Repeat all of the records verbatim.

* * *

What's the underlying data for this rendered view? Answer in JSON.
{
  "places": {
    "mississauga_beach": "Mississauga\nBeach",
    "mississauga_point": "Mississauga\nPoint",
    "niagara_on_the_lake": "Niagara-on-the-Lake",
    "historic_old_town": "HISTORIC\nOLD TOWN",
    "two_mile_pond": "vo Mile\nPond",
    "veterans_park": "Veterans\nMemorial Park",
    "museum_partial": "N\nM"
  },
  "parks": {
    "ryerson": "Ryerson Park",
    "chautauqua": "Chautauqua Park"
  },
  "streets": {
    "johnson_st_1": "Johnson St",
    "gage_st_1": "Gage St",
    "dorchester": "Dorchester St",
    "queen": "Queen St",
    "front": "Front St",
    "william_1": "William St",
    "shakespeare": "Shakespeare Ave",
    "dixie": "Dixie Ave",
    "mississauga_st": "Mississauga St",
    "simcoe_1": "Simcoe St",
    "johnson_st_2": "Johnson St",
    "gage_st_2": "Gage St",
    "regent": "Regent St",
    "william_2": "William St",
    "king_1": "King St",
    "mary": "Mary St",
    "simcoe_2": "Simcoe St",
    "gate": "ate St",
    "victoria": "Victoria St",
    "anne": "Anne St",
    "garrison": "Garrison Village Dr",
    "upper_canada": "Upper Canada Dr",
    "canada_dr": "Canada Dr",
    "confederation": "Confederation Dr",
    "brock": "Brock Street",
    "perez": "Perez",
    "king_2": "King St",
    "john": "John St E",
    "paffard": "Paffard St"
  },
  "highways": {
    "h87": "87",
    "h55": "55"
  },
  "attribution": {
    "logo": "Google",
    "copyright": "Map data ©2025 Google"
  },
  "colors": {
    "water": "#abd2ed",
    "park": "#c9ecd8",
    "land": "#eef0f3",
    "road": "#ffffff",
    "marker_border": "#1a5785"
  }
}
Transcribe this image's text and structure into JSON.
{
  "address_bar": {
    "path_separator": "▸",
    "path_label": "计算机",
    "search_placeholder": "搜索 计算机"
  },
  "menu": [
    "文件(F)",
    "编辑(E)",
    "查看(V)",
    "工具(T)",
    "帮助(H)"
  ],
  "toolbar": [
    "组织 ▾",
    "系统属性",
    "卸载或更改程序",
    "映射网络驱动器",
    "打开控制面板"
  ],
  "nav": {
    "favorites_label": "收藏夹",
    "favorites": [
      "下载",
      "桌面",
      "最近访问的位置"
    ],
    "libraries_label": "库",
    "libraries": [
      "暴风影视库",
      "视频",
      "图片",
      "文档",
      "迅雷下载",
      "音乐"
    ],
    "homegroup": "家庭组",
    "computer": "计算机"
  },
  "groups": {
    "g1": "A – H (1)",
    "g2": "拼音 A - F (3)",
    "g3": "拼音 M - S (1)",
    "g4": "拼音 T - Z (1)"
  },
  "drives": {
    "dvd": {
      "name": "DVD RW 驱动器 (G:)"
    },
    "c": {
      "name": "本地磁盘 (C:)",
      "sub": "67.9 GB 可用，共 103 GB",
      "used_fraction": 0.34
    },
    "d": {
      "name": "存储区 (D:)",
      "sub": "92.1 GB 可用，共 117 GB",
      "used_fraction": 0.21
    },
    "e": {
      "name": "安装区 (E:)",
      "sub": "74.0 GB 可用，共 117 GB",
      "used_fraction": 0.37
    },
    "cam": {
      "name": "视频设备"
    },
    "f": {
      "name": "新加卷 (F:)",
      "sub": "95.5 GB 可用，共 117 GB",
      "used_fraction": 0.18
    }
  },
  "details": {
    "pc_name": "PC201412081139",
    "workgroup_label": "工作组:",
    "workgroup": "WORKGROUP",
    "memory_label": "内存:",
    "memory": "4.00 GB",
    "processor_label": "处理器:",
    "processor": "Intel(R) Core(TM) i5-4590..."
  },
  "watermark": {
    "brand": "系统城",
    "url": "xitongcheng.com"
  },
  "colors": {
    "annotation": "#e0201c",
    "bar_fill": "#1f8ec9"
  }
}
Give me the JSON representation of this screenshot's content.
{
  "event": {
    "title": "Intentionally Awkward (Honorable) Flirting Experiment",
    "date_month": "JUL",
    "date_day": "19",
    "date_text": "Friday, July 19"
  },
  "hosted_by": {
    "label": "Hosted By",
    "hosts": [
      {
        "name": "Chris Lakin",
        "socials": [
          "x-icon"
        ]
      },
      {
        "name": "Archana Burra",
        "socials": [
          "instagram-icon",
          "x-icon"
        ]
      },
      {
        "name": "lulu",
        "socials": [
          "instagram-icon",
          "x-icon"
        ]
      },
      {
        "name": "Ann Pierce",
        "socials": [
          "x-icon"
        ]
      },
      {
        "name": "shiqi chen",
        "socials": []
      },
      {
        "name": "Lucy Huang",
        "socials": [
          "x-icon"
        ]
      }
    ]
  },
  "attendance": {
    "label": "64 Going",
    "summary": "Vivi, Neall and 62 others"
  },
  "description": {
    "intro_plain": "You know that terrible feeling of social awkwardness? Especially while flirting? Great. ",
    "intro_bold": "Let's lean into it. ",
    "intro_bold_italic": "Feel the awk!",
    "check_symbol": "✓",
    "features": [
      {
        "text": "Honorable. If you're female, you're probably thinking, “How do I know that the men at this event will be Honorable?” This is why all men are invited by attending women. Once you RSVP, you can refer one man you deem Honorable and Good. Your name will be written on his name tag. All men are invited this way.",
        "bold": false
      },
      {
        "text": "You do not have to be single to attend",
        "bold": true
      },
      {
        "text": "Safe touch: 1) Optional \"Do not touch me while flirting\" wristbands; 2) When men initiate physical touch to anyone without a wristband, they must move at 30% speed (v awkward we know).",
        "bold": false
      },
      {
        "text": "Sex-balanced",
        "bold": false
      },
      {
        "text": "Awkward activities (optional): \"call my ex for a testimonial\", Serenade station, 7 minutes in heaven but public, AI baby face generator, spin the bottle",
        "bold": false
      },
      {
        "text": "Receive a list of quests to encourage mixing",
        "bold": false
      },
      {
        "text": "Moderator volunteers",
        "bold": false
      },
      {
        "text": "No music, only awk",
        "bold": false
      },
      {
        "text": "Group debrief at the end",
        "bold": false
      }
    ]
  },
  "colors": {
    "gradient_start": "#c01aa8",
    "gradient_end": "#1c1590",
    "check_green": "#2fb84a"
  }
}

* * *

* _OUTPUT_:
What's the underlying data for this rendered view? Answer in JSON.
{
  "places": {
    "mississauga_beach": "Mississauga\nBeach",
    "mississauga_point": "Mississauga\nPoint",
    "niagara_on_the_lake": "Niagara-on-the-Lake",
    "historic_old_town": "HISTORIC\nOLD TOWN",
    "two_mile_pond": "vo Mile\nPond",
    "veterans_park": "Veterans\nMemorial Park",
    "museum_partial": "N\nM"
  },
  "parks": {
    "ryerson": "Ryerson Park",
    "chautauqua": "Chautauqua Park"
  },
  "streets": {
    "johnson_st_1": "Johnson St",
    "gage_st_1": "Gage St",
    "dorchester": "Dorchester St",
    "queen": "Queen St",
    "front": "Front St",
    "william_1": "William St",
    "shakespeare": "Shakespeare Ave",
    "dixie": "Dixie Ave",
    "mississauga_st": "Mississauga St",
    "simcoe_1": "Simcoe St",
    "johnson_st_2": "Johnson St",
    "gage_st_2": "Gage St",
    "regent": "Regent St",
    "william_2": "William St",
    "king_1": "King St",
    "mary": "Mary St",
    "simcoe_2": "Simcoe St",
    "gate": "ate St",
    "victoria": "Victoria St",
    "anne": "Anne St",
    "garrison": "Garrison Village Dr",
    "upper_canada": "Upper Canada Dr",
    "canada_dr": "Canada Dr",
    "confederation": "Confederation Dr",
    "brock": "Brock Street",
    "perez": "Perez",
    "king_2": "King St",
    "john": "John St E",
    "paffard": "Paffard St"
  },
  "highways": {
    "h87": "87",
    "h55": "55"
  },
  "attribution": {
    "logo": "Google",
    "copyright": "Map data ©2025 Google"
  },
  "colors": {
    "water": "#abd2ed",
    "park": "#c9ecd8",
    "land": "#eef0f3",
    "road": "#ffffff",
    "marker_border": "#1a5785"
  }
}
Transcribe this image's text and structure into JSON.
{
  "address_bar": {
    "path_separator": "▸",
    "path_label": "计算机",
    "search_placeholder": "搜索 计算机"
  },
  "menu": [
    "文件(F)",
    "编辑(E)",
    "查看(V)",
    "工具(T)",
    "帮助(H)"
  ],
  "toolbar": [
    "组织 ▾",
    "系统属性",
    "卸载或更改程序",
    "映射网络驱动器",
    "打开控制面板"
  ],
  "nav": {
    "favorites_label": "收藏夹",
    "favorites": [
      "下载",
      "桌面",
      "最近访问的位置"
    ],
    "libraries_label": "库",
    "libraries": [
      "暴风影视库",
      "视频",
      "图片",
      "文档",
      "迅雷下载",
      "音乐"
    ],
    "homegroup": "家庭组",
    "computer": "计算机"
  },
  "groups": {
    "g1": "A – H (1)",
    "g2": "拼音 A - F (3)",
    "g3": "拼音 M - S (1)",
    "g4": "拼音 T - Z (1)"
  },
  "drives": {
    "dvd": {
      "name": "DVD RW 驱动器 (G:)"
    },
    "c": {
      "name": "本地磁盘 (C:)",
      "sub": "67.9 GB 可用，共 103 GB",
      "used_fraction": 0.34
    },
    "d": {
      "name": "存储区 (D:)",
      "sub": "92.1 GB 可用，共 117 GB",
      "used_fraction": 0.21
    },
    "e": {
      "name": "安装区 (E:)",
      "sub": "74.0 GB 可用，共 117 GB",
      "used_fraction": 0.37
    },
    "cam": {
      "name": "视频设备"
    },
    "f": {
      "name": "新加卷 (F:)",
      "sub": "95.5 GB 可用，共 117 GB",
      "used_fraction": 0.18
    }
  },
  "details": {
    "pc_name": "PC201412081139",
    "workgroup_label": "工作组:",
    "workgroup": "WORKGROUP",
    "memory_label": "内存:",
    "memory": "4.00 GB",
    "processor_label": "处理器:",
    "processor": "Intel(R) Core(TM) i5-4590..."
  },
  "watermark": {
    "brand": "系统城",
    "url": "xitongcheng.com"
  },
  "colors": {
    "annotation": "#e0201c",
    "bar_fill": "#1f8ec9"
  }
}
Give me the JSON representation of this screenshot's content.
{
  "event": {
    "title": "Intentionally Awkward (Honorable) Flirting Experiment",
    "date_month": "JUL",
    "date_day": "19",
    "date_text": "Friday, July 19"
  },
  "hosted_by": {
    "label": "Hosted By",
    "hosts": [
      {
        "name": "Chris Lakin",
        "socials": [
          "x-icon"
        ]
      },
      {
        "name": "Archana Burra",
        "socials": [
          "instagram-icon",
          "x-icon"
        ]
      },
      {
        "name": "lulu",
        "socials": [
          "instagram-icon",
          "x-icon"
        ]
      },
      {
        "name": "Ann Pierce",
        "socials": [
          "x-icon"
        ]
      },
      {
        "name": "shiqi chen",
        "socials": []
      },
      {
        "name": "Lucy Huang",
        "socials": [
          "x-icon"
        ]
      }
    ]
  },
  "attendance": {
    "label": "64 Going",
    "summary": "Vivi, Neall and 62 others"
  },
  "description": {
    "intro_plain": "You know that terrible feeling of social awkwardness? Especially while flirting? Great. ",
    "intro_bold": "Let's lean into it. ",
    "intro_bold_italic": "Feel the awk!",
    "check_symbol": "✓",
    "features": [
      {
        "text": "Honorable. If you're female, you're probably thinking, “How do I know that the men at this event will be Honorable?” This is why all men are invited by attending women. Once you RSVP, you can refer one man you deem Honorable and Good. Your name will be written on his name tag. All men are invited this way.",
        "bold": false
      },
      {
        "text": "You do not have to be single to attend",
        "bold": true
      },
      {
        "text": "Safe touch: 1) Optional \"Do not touch me while flirting\" wristbands; 2) When men initiate physical touch to anyone without a wristband, they must move at 30% speed (v awkward we know).",
        "bold": false
      },
      {
        "text": "Sex-balanced",
        "bold": false
      },
      {
        "text": "Awkward activities (optional): \"call my ex for a testimonial\", Serenade station, 7 minutes in heaven but public, AI baby face generator, spin the bottle",
        "bold": false
      },
      {
        "text": "Receive a list of quests to encourage mixing",
        "bold": false
      },
      {
        "text": "Moderator volunteers",
        "bold": false
      },
      {
        "text": "No music, only awk",
        "bold": false
      },
      {
        "text": "Group debrief at the end",
        "bold": false
      }
    ]
  },
  "colors": {
    "gradient_start": "#c01aa8",
    "gradient_end": "#1c1590",
    "check_green": "#2fb84a"
  }
}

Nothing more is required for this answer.